Print the listing that follows, character for character.

* start Provided records *

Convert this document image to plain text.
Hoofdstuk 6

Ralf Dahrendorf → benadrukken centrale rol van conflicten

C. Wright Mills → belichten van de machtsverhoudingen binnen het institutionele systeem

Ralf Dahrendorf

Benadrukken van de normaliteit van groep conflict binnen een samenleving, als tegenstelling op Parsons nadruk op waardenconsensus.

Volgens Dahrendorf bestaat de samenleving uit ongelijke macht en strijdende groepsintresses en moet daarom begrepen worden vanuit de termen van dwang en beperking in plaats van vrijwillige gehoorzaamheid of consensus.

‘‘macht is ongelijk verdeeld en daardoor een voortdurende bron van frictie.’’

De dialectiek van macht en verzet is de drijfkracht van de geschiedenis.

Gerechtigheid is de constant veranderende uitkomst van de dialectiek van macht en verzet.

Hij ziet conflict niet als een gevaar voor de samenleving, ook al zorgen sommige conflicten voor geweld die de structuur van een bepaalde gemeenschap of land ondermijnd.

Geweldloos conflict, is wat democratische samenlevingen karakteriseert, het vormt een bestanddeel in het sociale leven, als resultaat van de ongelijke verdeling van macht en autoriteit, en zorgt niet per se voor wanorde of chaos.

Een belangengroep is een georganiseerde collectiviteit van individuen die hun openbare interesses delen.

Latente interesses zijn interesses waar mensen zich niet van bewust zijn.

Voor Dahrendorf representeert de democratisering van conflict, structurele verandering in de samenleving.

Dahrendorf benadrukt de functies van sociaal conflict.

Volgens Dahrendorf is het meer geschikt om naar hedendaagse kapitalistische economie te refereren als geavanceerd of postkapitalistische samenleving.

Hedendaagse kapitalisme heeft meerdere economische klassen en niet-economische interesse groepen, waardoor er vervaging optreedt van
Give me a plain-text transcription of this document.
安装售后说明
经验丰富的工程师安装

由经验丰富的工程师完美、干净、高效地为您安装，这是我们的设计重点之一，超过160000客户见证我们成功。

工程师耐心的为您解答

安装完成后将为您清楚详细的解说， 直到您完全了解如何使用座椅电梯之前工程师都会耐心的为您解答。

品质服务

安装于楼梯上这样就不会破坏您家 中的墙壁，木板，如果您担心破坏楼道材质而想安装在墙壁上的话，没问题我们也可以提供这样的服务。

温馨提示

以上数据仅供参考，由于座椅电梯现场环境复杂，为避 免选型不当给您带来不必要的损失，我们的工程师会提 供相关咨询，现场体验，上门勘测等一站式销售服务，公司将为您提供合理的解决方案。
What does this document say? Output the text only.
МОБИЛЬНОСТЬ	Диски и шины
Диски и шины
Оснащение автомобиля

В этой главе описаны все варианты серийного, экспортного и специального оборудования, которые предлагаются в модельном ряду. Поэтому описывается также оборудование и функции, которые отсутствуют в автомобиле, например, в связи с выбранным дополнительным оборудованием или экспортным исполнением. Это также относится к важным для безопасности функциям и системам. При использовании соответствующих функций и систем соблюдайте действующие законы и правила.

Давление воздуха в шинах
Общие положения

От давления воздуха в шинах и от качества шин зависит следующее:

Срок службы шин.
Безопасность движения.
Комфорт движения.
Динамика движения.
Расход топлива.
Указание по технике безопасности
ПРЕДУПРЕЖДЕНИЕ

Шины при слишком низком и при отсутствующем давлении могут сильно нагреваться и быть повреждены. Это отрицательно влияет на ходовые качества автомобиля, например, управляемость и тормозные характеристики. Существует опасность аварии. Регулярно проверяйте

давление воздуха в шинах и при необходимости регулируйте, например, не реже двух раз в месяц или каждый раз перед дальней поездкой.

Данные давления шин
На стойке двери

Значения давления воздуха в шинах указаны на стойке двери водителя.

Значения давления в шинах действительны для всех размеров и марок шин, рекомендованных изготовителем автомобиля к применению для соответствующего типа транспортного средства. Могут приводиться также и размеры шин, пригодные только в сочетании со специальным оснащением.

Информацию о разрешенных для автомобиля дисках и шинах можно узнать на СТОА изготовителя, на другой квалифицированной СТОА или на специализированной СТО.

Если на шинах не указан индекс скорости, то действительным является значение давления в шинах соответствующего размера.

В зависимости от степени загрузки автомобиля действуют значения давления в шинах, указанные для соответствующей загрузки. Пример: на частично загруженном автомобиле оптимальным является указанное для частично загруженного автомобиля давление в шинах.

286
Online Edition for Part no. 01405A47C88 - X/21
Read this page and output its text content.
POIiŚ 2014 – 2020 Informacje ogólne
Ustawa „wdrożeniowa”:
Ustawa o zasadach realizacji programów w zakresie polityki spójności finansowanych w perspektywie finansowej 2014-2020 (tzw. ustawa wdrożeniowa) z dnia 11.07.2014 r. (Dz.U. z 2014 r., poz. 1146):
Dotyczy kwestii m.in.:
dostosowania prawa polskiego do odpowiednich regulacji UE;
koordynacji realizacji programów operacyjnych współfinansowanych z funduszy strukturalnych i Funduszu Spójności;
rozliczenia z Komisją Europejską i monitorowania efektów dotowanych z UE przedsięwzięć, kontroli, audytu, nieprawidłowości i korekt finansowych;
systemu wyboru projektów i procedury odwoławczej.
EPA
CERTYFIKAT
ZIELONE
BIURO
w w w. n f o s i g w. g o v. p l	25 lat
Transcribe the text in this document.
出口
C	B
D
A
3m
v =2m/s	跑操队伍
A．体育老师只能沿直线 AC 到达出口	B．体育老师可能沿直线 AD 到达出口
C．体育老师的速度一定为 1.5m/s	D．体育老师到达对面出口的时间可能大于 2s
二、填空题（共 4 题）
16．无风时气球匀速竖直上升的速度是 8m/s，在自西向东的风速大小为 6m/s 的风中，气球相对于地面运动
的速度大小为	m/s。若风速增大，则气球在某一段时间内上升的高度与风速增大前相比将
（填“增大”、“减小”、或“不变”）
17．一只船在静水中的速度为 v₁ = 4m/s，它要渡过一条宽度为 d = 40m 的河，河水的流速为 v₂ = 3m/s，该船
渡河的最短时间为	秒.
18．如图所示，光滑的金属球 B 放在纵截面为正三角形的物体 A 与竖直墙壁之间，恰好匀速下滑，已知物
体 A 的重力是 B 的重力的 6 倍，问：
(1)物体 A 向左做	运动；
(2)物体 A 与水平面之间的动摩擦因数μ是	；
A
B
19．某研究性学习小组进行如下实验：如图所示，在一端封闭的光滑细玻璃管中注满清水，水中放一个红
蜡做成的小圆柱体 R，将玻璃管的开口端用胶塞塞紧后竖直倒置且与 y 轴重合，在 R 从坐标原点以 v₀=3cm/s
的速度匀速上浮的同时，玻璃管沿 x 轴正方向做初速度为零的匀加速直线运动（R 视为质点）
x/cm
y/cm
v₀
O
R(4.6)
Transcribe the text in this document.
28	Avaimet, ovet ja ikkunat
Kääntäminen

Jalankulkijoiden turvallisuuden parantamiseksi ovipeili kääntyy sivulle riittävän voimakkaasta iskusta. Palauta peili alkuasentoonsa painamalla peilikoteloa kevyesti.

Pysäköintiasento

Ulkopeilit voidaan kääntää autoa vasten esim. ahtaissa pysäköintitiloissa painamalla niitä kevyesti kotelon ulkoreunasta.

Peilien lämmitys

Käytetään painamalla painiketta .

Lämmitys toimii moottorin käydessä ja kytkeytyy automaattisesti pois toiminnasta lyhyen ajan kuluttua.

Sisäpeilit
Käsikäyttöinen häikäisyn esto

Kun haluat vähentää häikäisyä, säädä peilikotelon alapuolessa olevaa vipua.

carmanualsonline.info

* end Provided records *

◆ **Solution to the problem**
Convert this document image to plain text.
Hoofdstuk 6

Ralf Dahrendorf → benadrukken centrale rol van conflicten

C. Wright Mills → belichten van de machtsverhoudingen binnen het institutionele systeem

Ralf Dahrendorf

Benadrukken van de normaliteit van groep conflict binnen een samenleving, als tegenstelling op Parsons nadruk op waardenconsensus.

Volgens Dahrendorf bestaat de samenleving uit ongelijke macht en strijdende groepsintresses en moet daarom begrepen worden vanuit de termen van dwang en beperking in plaats van vrijwillige gehoorzaamheid of consensus.

‘‘macht is ongelijk verdeeld en daardoor een voortdurende bron van frictie.’’

De dialectiek van macht en verzet is de drijfkracht van de geschiedenis.

Gerechtigheid is de constant veranderende uitkomst van de dialectiek van macht en verzet.

Hij ziet conflict niet als een gevaar voor de samenleving, ook al zorgen sommige conflicten voor geweld die de structuur van een bepaalde gemeenschap of land ondermijnd.

Geweldloos conflict, is wat democratische samenlevingen karakteriseert, het vormt een bestanddeel in het sociale leven, als resultaat van de ongelijke verdeling van macht en autoriteit, en zorgt niet per se voor wanorde of chaos.

Een belangengroep is een georganiseerde collectiviteit van individuen die hun openbare interesses delen.

Latente interesses zijn interesses waar mensen zich niet van bewust zijn.

Voor Dahrendorf representeert de democratisering van conflict, structurele verandering in de samenleving.

Dahrendorf benadrukt de functies van sociaal conflict.

Volgens Dahrendorf is het meer geschikt om naar hedendaagse kapitalistische economie te refereren als geavanceerd of postkapitalistische samenleving.

Hedendaagse kapitalisme heeft meerdere economische klassen en niet-economische interesse groepen, waardoor er vervaging optreedt van
Give me a plain-text transcription of this document.
安装售后说明
经验丰富的工程师安装

由经验丰富的工程师完美、干净、高效地为您安装，这是我们的设计重点之一，超过160000客户见证我们成功。

工程师耐心的为您解答

安装完成后将为您清楚详细的解说， 直到您完全了解如何使用座椅电梯之前工程师都会耐心的为您解答。

品质服务

安装于楼梯上这样就不会破坏您家 中的墙壁，木板，如果您担心破坏楼道材质而想安装在墙壁上的话，没问题我们也可以提供这样的服务。

温馨提示

以上数据仅供参考，由于座椅电梯现场环境复杂，为避 免选型不当给您带来不必要的损失，我们的工程师会提 供相关咨询，现场体验，上门勘测等一站式销售服务，公司将为您提供合理的解决方案。
What does this document say? Output the text only.
МОБИЛЬНОСТЬ	Диски и шины
Диски и шины
Оснащение автомобиля

В этой главе описаны все варианты серийного, экспортного и специального оборудования, которые предлагаются в модельном ряду. Поэтому описывается также оборудование и функции, которые отсутствуют в автомобиле, например, в связи с выбранным дополнительным оборудованием или экспортным исполнением. Это также относится к важным для безопасности функциям и системам. При использовании соответствующих функций и систем соблюдайте действующие законы и правила.

Давление воздуха в шинах
Общие положения

От давления воздуха в шинах и от качества шин зависит следующее:

Срок службы шин.
Безопасность движения.
Комфорт движения.
Динамика движения.
Расход топлива.
Указание по технике безопасности
ПРЕДУПРЕЖДЕНИЕ

Шины при слишком низком и при отсутствующем давлении могут сильно нагреваться и быть повреждены. Это отрицательно влияет на ходовые качества автомобиля, например, управляемость и тормозные характеристики. Существует опасность аварии. Регулярно проверяйте

давление воздуха в шинах и при необходимости регулируйте, например, не реже двух раз в месяц или каждый раз перед дальней поездкой.

Данные давления шин
На стойке двери

Значения давления воздуха в шинах указаны на стойке двери водителя.

Значения давления в шинах действительны для всех размеров и марок шин, рекомендованных изготовителем автомобиля к применению для соответствующего типа транспортного средства. Могут приводиться также и размеры шин, пригодные только в сочетании со специальным оснащением.

Информацию о разрешенных для автомобиля дисках и шинах можно узнать на СТОА изготовителя, на другой квалифицированной СТОА или на специализированной СТО.

Если на шинах не указан индекс скорости, то действительным является значение давления в шинах соответствующего размера.

В зависимости от степени загрузки автомобиля действуют значения давления в шинах, указанные для соответствующей загрузки. Пример: на частично загруженном автомобиле оптимальным является указанное для частично загруженного автомобиля давление в шинах.

286
Online Edition for Part no. 01405A47C88 - X/21
Read this page and output its text content.
POIiŚ 2014 – 2020 Informacje ogólne
Ustawa „wdrożeniowa”:
Ustawa o zasadach realizacji programów w zakresie polityki spójności finansowanych w perspektywie finansowej 2014-2020 (tzw. ustawa wdrożeniowa) z dnia 11.07.2014 r. (Dz.U. z 2014 r., poz. 1146):
Dotyczy kwestii m.in.:
dostosowania prawa polskiego do odpowiednich regulacji UE;
koordynacji realizacji programów operacyjnych współfinansowanych z funduszy strukturalnych i Funduszu Spójności;
rozliczenia z Komisją Europejską i monitorowania efektów dotowanych z UE przedsięwzięć, kontroli, audytu, nieprawidłowości i korekt finansowych;
systemu wyboru projektów i procedury odwoławczej.
EPA
CERTYFIKAT
ZIELONE
BIURO
w w w. n f o s i g w. g o v. p l	25 lat
Transcribe the text in this document.
出口
C	B
D
A
3m
v =2m/s	跑操队伍
A．体育老师只能沿直线 AC 到达出口	B．体育老师可能沿直线 AD 到达出口
C．体育老师的速度一定为 1.5m/s	D．体育老师到达对面出口的时间可能大于 2s
二、填空题（共 4 题）
16．无风时气球匀速竖直上升的速度是 8m/s，在自西向东的风速大小为 6m/s 的风中，气球相对于地面运动
的速度大小为	m/s。若风速增大，则气球在某一段时间内上升的高度与风速增大前相比将
（填“增大”、“减小”、或“不变”）
17．一只船在静水中的速度为 v₁ = 4m/s，它要渡过一条宽度为 d = 40m 的河，河水的流速为 v₂ = 3m/s，该船
渡河的最短时间为	秒.
18．如图所示，光滑的金属球 B 放在纵截面为正三角形的物体 A 与竖直墙壁之间，恰好匀速下滑，已知物
体 A 的重力是 B 的重力的 6 倍，问：
(1)物体 A 向左做	运动；
(2)物体 A 与水平面之间的动摩擦因数μ是	；
A
B
19．某研究性学习小组进行如下实验：如图所示，在一端封闭的光滑细玻璃管中注满清水，水中放一个红
蜡做成的小圆柱体 R，将玻璃管的开口端用胶塞塞紧后竖直倒置且与 y 轴重合，在 R 从坐标原点以 v₀=3cm/s
的速度匀速上浮的同时，玻璃管沿 x 轴正方向做初速度为零的匀加速直线运动（R 视为质点）
x/cm
y/cm
v₀
O
R(4.6)
Transcribe the text in this document.
28	Avaimet, ovet ja ikkunat
Kääntäminen

Jalankulkijoiden turvallisuuden parantamiseksi ovipeili kääntyy sivulle riittävän voimakkaasta iskusta. Palauta peili alkuasentoonsa painamalla peilikoteloa kevyesti.

Pysäköintiasento

Ulkopeilit voidaan kääntää autoa vasten esim. ahtaissa pysäköintitiloissa painamalla niitä kevyesti kotelon ulkoreunasta.

Peilien lämmitys

Käytetään painamalla painiketta .

Lämmitys toimii moottorin käydessä ja kytkeytyy automaattisesti pois toiminnasta lyhyen ajan kuluttua.

Sisäpeilit
Käsikäyttöinen häikäisyn esto

Kun haluat vähentää häikäisyä, säädä peilikotelon alapuolessa olevaa vipua.

carmanualsonline.info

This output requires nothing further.